** Listed records **
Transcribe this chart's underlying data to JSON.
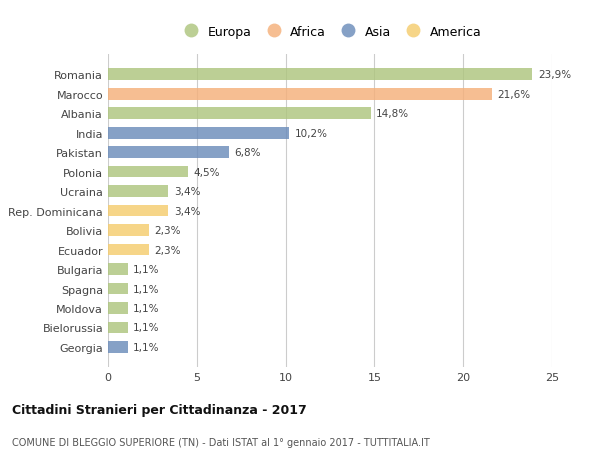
{
  "countries": [
    "Romania",
    "Marocco",
    "Albania",
    "India",
    "Pakistan",
    "Polonia",
    "Ucraina",
    "Rep. Dominicana",
    "Bolivia",
    "Ecuador",
    "Bulgaria",
    "Spagna",
    "Moldova",
    "Bielorussia",
    "Georgia"
  ],
  "values": [
    23.9,
    21.6,
    14.8,
    10.2,
    6.8,
    4.5,
    3.4,
    3.4,
    2.3,
    2.3,
    1.1,
    1.1,
    1.1,
    1.1,
    1.1
  ],
  "labels": [
    "23,9%",
    "21,6%",
    "14,8%",
    "10,2%",
    "6,8%",
    "4,5%",
    "3,4%",
    "3,4%",
    "2,3%",
    "2,3%",
    "1,1%",
    "1,1%",
    "1,1%",
    "1,1%",
    "1,1%"
  ],
  "continents": [
    "Europa",
    "Africa",
    "Europa",
    "Asia",
    "Asia",
    "Europa",
    "Europa",
    "America",
    "America",
    "America",
    "Europa",
    "Europa",
    "Europa",
    "Europa",
    "Asia"
  ],
  "colors": {
    "Europa": "#aec57e",
    "Africa": "#f5b07a",
    "Asia": "#6b8cba",
    "America": "#f5cc6e"
  },
  "legend_order": [
    "Europa",
    "Africa",
    "Asia",
    "America"
  ],
  "xlim": [
    0,
    25
  ],
  "xticks": [
    0,
    5,
    10,
    15,
    20,
    25
  ],
  "title": "Cittadini Stranieri per Cittadinanza - 2017",
  "subtitle": "COMUNE DI BLEGGIO SUPERIORE (TN) - Dati ISTAT al 1° gennaio 2017 - TUTTITALIA.IT",
  "bg_color": "#ffffff",
  "grid_color": "#cccccc",
  "bar_height": 0.6,
  "bar_alpha": 0.82
}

** What the task asks **
Reproduce every record word for word. The copy must contain no pictures.

** Problem solution **
Transcribe this chart's underlying data to JSON.
{
  "countries": [
    "Romania",
    "Marocco",
    "Albania",
    "India",
    "Pakistan",
    "Polonia",
    "Ucraina",
    "Rep. Dominicana",
    "Bolivia",
    "Ecuador",
    "Bulgaria",
    "Spagna",
    "Moldova",
    "Bielorussia",
    "Georgia"
  ],
  "values": [
    23.9,
    21.6,
    14.8,
    10.2,
    6.8,
    4.5,
    3.4,
    3.4,
    2.3,
    2.3,
    1.1,
    1.1,
    1.1,
    1.1,
    1.1
  ],
  "labels": [
    "23,9%",
    "21,6%",
    "14,8%",
    "10,2%",
    "6,8%",
    "4,5%",
    "3,4%",
    "3,4%",
    "2,3%",
    "2,3%",
    "1,1%",
    "1,1%",
    "1,1%",
    "1,1%",
    "1,1%"
  ],
  "continents": [
    "Europa",
    "Africa",
    "Europa",
    "Asia",
    "Asia",
    "Europa",
    "Europa",
    "America",
    "America",
    "America",
    "Europa",
    "Europa",
    "Europa",
    "Europa",
    "Asia"
  ],
  "colors": {
    "Europa": "#aec57e",
    "Africa": "#f5b07a",
    "Asia": "#6b8cba",
    "America": "#f5cc6e"
  },
  "legend_order": [
    "Europa",
    "Africa",
    "Asia",
    "America"
  ],
  "xlim": [
    0,
    25
  ],
  "xticks": [
    0,
    5,
    10,
    15,
    20,
    25
  ],
  "title": "Cittadini Stranieri per Cittadinanza - 2017",
  "subtitle": "COMUNE DI BLEGGIO SUPERIORE (TN) - Dati ISTAT al 1° gennaio 2017 - TUTTITALIA.IT",
  "bg_color": "#ffffff",
  "grid_color": "#cccccc",
  "bar_height": 0.6,
  "bar_alpha": 0.82
}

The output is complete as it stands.